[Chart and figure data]
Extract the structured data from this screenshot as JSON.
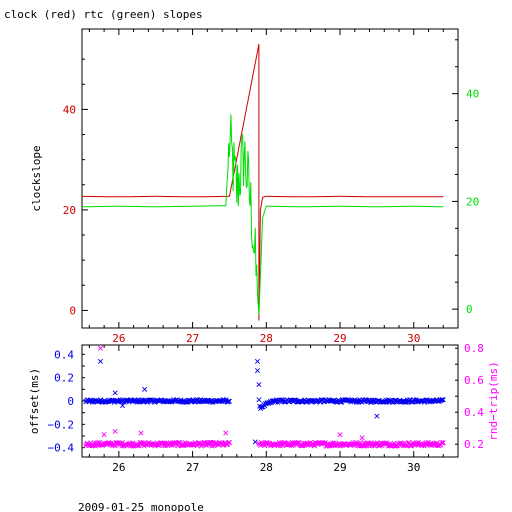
{
  "title": "clock (red) rtc (green) slopes",
  "footer": "2009-01-25 monopole",
  "colors": {
    "clock": "#cc0000",
    "rtc": "#00dd00",
    "offset": "#0000ee",
    "rndtrip": "#ff00ff",
    "axis": "#000000"
  },
  "chart_data": [
    {
      "type": "line",
      "title": "clock (red) rtc (green) slopes",
      "xlim": [
        25.5,
        30.6
      ],
      "x_ticks": [
        26,
        27,
        28,
        29,
        30
      ],
      "ylabel": "clockslope",
      "ylim": [
        -3.5,
        56
      ],
      "y_ticks": [
        0,
        20,
        40
      ],
      "y2lim": [
        -3.5,
        52
      ],
      "y2_ticks": [
        0,
        20,
        40
      ],
      "grid": false,
      "series": [
        {
          "name": "clock",
          "axis": "left",
          "x": [
            25.5,
            26.0,
            26.5,
            27.0,
            27.5,
            27.9,
            27.9,
            27.92,
            27.95,
            28.0,
            28.5,
            29.0,
            29.5,
            30.0,
            30.4
          ],
          "y": [
            22.7,
            22.6,
            22.7,
            22.6,
            22.7,
            53.0,
            -2.0,
            20.0,
            22.5,
            22.7,
            22.6,
            22.7,
            22.6,
            22.6,
            22.6
          ]
        },
        {
          "name": "rtc",
          "axis": "right",
          "x": [
            25.5,
            26.0,
            26.5,
            27.0,
            27.45,
            27.5,
            27.6,
            27.7,
            27.8,
            27.9,
            27.95,
            28.0,
            28.5,
            29.0,
            29.5,
            30.0,
            30.4
          ],
          "y": [
            19.0,
            19.1,
            19.0,
            19.1,
            19.2,
            31.0,
            22.0,
            29.0,
            18.0,
            -1.0,
            17.0,
            19.1,
            19.0,
            19.1,
            19.0,
            19.1,
            19.0
          ]
        }
      ]
    },
    {
      "type": "scatter",
      "xlim": [
        25.5,
        30.6
      ],
      "x_ticks": [
        26,
        27,
        28,
        29,
        30
      ],
      "ylabel": "offset(ms)",
      "ylim": [
        -0.48,
        0.48
      ],
      "y_ticks": [
        -0.4,
        -0.2,
        0,
        0.2,
        0.4
      ],
      "y2label": "rnd−trip(ms)",
      "y2lim": [
        0.12,
        0.82
      ],
      "y2_ticks": [
        0.2,
        0.4,
        0.6,
        0.8
      ],
      "grid": false,
      "series": [
        {
          "name": "offset",
          "axis": "left",
          "segments": [
            [
              25.55,
              27.5,
              0.0
            ],
            [
              27.9,
              30.4,
              0.0
            ]
          ],
          "outliers": [
            [
              25.75,
              0.34
            ],
            [
              25.95,
              0.07
            ],
            [
              26.35,
              0.1
            ],
            [
              26.05,
              -0.04
            ],
            [
              27.88,
              0.34
            ],
            [
              27.88,
              0.26
            ],
            [
              27.9,
              0.14
            ],
            [
              27.85,
              -0.35
            ],
            [
              29.5,
              -0.13
            ]
          ]
        },
        {
          "name": "rndtrip",
          "axis": "right",
          "segments": [
            [
              25.55,
              27.5,
              0.2
            ],
            [
              27.9,
              30.4,
              0.2
            ]
          ],
          "outliers": [
            [
              25.75,
              0.8
            ],
            [
              25.8,
              0.26
            ],
            [
              25.95,
              0.28
            ],
            [
              26.3,
              0.27
            ],
            [
              27.45,
              0.27
            ],
            [
              29.0,
              0.26
            ],
            [
              29.3,
              0.24
            ]
          ]
        }
      ]
    }
  ]
}
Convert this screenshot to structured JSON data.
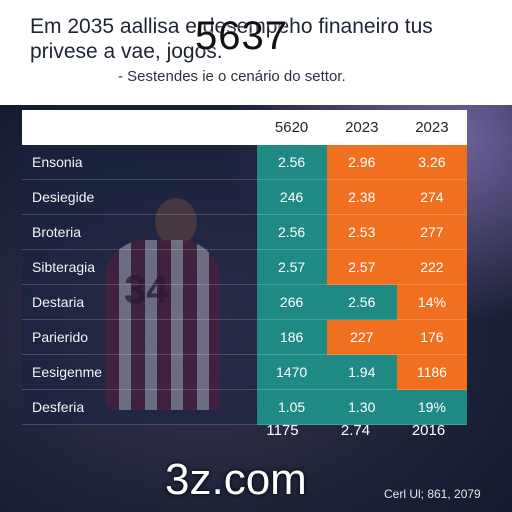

→ WHAT YOU NEED TO DO: In the entries above, identify every line with the word "structured". Copy those lines.

→ FINAL RESULT:
Extract the structured data from this screenshot as JSON.
Convert this screenshot to structured JSON data.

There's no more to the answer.